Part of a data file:
/---
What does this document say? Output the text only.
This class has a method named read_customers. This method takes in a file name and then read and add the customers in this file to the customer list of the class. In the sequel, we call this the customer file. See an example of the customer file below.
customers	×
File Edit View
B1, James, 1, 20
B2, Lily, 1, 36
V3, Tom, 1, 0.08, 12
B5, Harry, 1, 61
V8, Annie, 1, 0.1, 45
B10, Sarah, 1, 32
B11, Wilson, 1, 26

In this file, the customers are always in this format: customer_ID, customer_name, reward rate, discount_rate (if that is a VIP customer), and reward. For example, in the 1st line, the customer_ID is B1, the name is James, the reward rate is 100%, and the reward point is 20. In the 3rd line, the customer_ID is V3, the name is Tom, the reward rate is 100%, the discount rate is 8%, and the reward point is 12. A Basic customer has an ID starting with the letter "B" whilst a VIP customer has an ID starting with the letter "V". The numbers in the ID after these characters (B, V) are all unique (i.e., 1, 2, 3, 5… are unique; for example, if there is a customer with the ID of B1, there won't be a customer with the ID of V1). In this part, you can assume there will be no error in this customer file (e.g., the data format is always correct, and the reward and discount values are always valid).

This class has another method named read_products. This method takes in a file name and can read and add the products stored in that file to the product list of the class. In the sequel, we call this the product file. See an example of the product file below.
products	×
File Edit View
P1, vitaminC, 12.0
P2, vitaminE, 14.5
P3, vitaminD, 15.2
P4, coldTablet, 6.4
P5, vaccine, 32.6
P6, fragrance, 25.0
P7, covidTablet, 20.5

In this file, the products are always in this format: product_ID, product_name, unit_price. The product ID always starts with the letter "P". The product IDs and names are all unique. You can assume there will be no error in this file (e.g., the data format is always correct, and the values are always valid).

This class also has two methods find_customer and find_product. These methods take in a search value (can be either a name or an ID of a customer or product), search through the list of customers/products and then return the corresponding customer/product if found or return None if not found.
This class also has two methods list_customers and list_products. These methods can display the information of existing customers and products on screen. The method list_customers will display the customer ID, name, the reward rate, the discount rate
\---
/---
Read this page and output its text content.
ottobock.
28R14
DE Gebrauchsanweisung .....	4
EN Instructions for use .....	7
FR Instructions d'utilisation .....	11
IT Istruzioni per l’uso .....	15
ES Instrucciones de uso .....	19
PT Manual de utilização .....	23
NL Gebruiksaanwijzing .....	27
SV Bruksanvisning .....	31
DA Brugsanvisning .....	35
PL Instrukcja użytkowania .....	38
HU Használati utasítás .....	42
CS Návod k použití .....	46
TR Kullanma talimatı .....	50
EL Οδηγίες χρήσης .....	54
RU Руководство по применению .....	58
\---
## To do:
Using the listing above, pull out all lines that hold the word "below".

## Answer to this exercise:
This class has a method named read_customers. This method takes in a file name and then read and add the customers in this file to the customer list of the class. In the sequel, we call this the customer file. See an example of the customer file below.
This class has another method named read_products. This method takes in a file name and can read and add the products stored in that file to the product list of the class. In the sequel, we call this the product file. See an example of the product file below.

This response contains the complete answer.